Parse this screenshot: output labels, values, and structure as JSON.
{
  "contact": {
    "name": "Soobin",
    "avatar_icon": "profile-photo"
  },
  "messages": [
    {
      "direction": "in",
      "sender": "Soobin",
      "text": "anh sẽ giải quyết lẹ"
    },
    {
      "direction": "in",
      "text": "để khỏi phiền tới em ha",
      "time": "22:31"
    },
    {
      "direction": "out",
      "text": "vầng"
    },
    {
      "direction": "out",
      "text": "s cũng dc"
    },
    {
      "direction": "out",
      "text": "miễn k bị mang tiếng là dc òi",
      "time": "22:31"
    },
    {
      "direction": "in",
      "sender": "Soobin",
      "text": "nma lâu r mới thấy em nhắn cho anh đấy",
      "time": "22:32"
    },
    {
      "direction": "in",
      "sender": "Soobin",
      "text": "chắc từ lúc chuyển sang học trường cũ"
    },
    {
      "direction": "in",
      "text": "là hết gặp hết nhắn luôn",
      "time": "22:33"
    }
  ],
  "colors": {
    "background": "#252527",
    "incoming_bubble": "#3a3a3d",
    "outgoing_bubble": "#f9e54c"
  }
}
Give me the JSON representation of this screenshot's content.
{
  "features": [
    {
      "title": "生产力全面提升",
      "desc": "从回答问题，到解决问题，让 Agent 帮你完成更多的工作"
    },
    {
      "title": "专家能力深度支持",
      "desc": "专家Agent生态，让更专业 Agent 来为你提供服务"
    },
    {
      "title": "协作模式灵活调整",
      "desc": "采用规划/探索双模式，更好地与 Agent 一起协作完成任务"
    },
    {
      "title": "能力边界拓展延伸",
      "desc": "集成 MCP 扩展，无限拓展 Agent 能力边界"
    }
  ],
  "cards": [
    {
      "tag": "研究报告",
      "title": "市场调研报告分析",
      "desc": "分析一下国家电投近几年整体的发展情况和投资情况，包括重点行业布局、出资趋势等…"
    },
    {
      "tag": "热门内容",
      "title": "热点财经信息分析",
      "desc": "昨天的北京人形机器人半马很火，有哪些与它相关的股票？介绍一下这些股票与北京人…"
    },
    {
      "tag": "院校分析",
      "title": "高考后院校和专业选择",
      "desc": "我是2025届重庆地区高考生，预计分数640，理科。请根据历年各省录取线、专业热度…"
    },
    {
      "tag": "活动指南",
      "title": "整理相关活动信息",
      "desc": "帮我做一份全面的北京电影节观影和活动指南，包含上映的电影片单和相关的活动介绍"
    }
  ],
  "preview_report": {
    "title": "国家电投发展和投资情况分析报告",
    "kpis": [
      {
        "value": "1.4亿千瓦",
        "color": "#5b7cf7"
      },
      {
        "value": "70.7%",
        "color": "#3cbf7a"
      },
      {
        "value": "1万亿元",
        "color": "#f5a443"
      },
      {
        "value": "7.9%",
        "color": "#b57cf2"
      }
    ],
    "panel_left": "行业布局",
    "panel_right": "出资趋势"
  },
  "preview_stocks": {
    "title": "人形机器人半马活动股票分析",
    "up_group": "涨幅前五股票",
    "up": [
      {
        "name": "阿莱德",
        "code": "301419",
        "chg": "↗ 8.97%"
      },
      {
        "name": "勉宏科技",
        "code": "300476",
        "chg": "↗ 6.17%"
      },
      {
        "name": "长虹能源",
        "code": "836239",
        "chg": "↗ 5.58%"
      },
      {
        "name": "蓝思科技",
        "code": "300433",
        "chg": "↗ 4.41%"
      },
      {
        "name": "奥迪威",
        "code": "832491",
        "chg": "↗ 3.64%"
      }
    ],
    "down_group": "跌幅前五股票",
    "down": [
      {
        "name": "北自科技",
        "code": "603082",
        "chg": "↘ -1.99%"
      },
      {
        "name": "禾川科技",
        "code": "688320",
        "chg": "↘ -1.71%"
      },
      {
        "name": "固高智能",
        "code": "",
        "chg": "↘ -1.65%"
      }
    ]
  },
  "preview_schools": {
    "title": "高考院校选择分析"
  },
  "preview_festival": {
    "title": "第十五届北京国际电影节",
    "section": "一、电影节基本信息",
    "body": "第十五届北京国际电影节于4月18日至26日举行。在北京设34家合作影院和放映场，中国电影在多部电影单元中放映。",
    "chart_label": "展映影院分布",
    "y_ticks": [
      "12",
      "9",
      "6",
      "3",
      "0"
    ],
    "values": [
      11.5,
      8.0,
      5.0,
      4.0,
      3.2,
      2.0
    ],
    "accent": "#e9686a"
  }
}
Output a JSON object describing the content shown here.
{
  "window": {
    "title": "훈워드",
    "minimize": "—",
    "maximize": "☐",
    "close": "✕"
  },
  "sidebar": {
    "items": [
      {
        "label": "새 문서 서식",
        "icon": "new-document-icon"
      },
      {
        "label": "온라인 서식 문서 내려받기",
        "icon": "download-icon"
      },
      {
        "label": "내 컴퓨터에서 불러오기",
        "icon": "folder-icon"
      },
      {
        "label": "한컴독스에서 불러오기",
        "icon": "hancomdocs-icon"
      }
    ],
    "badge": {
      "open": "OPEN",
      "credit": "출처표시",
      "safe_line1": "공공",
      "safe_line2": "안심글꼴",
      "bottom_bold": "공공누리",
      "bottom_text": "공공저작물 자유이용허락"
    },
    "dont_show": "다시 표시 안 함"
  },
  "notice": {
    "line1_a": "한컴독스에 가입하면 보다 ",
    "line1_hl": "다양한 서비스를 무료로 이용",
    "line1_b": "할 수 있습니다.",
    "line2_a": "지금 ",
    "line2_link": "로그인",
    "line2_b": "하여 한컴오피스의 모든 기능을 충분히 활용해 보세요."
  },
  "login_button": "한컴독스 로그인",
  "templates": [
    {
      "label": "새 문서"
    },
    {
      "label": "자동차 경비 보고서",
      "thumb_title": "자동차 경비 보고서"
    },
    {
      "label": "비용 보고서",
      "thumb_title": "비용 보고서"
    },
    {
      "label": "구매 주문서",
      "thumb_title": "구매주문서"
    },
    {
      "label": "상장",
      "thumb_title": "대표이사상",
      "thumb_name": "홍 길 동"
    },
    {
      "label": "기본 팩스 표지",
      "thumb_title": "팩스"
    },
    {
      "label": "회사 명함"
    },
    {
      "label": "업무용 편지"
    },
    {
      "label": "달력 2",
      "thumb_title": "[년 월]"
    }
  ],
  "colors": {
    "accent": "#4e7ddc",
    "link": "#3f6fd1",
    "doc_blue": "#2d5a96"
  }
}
——
REQUIRED TASK -
Pull out every line of the records above that contains the word "content".

FINISHED TASK -
Give me the JSON representation of this screenshot's content.
Output a JSON object describing the content shown here.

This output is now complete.